[BEGIN]
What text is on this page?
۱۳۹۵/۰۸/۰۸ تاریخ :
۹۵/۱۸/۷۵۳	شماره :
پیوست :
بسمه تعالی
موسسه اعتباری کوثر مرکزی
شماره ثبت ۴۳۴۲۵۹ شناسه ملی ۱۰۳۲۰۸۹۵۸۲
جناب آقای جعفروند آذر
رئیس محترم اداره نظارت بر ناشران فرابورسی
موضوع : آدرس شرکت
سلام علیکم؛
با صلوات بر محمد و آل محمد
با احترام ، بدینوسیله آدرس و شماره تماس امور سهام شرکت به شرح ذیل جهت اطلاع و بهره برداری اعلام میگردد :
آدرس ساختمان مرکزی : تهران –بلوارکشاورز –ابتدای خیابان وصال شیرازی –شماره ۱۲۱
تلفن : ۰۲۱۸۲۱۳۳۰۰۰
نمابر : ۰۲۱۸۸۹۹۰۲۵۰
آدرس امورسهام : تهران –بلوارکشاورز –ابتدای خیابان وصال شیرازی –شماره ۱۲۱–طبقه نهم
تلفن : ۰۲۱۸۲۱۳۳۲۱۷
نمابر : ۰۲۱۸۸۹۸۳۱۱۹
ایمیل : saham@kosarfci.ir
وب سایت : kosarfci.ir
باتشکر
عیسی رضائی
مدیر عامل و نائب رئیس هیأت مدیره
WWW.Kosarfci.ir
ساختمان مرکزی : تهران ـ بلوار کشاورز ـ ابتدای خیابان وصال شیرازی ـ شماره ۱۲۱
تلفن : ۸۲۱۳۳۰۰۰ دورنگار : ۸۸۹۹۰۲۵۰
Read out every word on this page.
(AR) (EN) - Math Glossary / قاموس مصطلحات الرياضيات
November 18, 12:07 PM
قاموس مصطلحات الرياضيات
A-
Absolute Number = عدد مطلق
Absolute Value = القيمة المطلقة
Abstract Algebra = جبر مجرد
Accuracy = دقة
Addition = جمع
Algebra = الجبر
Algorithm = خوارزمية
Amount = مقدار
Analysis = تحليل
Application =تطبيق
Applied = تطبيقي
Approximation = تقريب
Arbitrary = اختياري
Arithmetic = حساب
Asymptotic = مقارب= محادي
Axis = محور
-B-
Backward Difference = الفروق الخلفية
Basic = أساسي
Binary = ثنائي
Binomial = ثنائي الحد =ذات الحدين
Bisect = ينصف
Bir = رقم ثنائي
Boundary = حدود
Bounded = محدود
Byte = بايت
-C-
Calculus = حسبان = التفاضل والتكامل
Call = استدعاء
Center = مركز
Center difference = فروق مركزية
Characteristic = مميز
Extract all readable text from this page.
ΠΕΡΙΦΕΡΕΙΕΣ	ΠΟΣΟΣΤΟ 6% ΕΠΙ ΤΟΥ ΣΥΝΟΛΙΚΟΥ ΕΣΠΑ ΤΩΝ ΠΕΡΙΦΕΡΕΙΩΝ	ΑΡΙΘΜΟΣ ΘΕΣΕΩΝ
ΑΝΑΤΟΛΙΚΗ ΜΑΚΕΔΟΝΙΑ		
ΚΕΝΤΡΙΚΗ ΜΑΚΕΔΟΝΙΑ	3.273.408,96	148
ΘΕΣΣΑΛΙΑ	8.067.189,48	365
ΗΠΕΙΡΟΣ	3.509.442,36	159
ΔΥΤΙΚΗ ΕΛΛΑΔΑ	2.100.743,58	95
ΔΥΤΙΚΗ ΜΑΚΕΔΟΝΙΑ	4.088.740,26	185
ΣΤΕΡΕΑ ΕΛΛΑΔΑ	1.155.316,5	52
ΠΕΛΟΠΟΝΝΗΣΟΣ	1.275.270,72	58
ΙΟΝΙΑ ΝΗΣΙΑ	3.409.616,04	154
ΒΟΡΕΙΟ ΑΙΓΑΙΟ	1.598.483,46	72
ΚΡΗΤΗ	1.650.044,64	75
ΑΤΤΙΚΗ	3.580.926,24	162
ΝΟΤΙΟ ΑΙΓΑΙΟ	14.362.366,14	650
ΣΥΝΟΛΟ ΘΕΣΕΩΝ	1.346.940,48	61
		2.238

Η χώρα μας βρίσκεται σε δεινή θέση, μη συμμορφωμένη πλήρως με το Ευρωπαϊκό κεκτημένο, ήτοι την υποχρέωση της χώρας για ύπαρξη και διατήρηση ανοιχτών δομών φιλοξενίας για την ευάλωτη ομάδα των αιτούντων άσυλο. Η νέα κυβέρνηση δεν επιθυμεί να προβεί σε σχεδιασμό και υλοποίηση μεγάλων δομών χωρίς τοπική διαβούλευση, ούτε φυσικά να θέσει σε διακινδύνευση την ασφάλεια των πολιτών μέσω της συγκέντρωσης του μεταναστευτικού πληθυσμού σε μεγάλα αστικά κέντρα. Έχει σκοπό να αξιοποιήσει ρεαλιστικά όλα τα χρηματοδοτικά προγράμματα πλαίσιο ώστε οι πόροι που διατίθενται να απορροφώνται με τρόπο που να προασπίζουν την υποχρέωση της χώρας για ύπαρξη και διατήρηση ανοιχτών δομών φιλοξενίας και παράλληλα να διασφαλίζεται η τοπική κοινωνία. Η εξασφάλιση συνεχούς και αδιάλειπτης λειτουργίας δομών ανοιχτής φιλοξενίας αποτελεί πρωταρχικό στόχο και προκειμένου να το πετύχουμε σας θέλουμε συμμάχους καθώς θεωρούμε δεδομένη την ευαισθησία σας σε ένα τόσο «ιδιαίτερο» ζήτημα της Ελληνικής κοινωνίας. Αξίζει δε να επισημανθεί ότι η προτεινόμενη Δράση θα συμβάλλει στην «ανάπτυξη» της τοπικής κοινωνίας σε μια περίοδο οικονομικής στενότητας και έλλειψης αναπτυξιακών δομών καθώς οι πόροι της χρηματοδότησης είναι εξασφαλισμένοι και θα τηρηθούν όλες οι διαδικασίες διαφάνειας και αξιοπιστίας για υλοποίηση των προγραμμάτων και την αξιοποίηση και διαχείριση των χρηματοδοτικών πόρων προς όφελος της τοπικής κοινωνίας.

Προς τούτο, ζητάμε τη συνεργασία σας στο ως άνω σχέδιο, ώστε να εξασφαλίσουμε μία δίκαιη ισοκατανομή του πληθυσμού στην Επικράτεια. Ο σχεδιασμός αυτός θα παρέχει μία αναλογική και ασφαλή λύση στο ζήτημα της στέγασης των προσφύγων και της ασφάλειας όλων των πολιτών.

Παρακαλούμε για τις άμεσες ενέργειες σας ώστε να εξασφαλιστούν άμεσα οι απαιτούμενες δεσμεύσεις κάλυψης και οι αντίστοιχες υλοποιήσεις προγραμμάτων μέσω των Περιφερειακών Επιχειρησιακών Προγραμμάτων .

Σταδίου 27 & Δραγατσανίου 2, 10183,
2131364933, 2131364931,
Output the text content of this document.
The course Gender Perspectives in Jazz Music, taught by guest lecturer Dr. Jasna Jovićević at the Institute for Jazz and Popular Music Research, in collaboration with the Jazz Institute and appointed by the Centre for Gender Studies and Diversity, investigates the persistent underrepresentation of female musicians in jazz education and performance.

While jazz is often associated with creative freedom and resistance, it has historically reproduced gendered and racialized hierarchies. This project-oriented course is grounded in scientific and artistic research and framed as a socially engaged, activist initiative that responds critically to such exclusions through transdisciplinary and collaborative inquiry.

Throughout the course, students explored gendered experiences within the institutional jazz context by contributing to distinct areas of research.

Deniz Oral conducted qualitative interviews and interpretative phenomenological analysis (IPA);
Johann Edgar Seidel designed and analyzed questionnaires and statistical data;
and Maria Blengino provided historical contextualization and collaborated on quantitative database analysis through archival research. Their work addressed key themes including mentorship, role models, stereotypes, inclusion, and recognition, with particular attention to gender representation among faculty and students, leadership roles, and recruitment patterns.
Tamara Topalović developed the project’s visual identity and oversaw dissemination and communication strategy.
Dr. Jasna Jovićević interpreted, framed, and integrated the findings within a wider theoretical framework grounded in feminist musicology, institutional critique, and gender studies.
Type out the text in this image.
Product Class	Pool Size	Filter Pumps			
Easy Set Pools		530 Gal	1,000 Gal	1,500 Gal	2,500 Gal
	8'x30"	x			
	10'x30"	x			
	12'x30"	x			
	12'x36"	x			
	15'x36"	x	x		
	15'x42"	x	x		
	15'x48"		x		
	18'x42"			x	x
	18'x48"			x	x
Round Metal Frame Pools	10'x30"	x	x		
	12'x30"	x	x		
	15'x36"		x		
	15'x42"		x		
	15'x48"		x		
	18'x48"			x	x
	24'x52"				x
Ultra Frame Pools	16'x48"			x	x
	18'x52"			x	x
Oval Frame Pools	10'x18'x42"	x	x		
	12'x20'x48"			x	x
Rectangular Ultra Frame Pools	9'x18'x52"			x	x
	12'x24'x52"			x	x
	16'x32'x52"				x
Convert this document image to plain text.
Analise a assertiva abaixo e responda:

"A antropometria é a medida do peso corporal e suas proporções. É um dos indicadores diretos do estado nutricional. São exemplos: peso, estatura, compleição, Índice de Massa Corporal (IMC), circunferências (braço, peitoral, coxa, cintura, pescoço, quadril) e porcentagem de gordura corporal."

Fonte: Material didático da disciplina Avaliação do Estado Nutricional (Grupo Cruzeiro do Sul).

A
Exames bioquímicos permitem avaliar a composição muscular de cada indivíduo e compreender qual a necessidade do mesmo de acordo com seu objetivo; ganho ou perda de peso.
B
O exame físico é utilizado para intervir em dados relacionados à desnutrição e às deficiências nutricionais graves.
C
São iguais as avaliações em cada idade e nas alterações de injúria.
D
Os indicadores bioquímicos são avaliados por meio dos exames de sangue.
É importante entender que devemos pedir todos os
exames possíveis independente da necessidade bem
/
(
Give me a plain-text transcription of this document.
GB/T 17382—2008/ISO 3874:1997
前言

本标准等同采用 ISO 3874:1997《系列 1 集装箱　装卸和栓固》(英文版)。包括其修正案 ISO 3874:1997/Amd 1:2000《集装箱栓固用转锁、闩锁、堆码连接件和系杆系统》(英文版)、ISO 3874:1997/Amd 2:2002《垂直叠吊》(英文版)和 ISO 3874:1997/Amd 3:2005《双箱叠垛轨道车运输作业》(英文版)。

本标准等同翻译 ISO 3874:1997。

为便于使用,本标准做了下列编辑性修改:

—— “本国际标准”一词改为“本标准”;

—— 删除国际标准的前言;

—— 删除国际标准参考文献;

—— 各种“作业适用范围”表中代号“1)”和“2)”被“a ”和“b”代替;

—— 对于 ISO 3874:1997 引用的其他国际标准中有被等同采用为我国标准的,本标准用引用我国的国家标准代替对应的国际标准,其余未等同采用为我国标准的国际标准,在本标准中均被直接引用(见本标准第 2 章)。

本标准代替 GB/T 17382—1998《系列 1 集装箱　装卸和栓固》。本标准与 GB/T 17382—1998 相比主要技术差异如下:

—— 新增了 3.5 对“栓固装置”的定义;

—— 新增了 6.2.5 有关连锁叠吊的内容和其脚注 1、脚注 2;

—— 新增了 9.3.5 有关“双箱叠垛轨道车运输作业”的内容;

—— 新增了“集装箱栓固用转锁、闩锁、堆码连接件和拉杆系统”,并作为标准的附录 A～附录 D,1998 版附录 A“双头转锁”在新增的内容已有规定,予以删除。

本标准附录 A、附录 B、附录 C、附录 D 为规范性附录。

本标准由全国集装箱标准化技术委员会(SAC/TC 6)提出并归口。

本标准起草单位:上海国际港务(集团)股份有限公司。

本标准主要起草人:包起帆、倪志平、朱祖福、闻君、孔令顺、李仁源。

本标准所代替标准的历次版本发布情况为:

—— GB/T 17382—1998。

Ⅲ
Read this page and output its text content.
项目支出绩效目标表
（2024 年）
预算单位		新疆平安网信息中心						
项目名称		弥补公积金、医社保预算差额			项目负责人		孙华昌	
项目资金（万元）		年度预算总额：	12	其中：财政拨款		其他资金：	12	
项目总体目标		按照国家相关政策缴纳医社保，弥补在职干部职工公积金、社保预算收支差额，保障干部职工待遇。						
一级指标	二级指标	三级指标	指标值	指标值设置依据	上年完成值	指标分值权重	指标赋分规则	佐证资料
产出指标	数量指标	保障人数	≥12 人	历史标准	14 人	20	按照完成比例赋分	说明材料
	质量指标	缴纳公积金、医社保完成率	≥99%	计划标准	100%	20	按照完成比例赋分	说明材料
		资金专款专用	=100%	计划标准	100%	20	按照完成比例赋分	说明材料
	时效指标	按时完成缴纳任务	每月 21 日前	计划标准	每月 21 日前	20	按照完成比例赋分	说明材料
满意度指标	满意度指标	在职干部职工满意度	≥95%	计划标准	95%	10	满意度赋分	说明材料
[END]
— Your goal —
Determine the number of lines in the records that include the string "ΕΛΛΑΔΑ", and respond with that number only.

— Expected answer —
2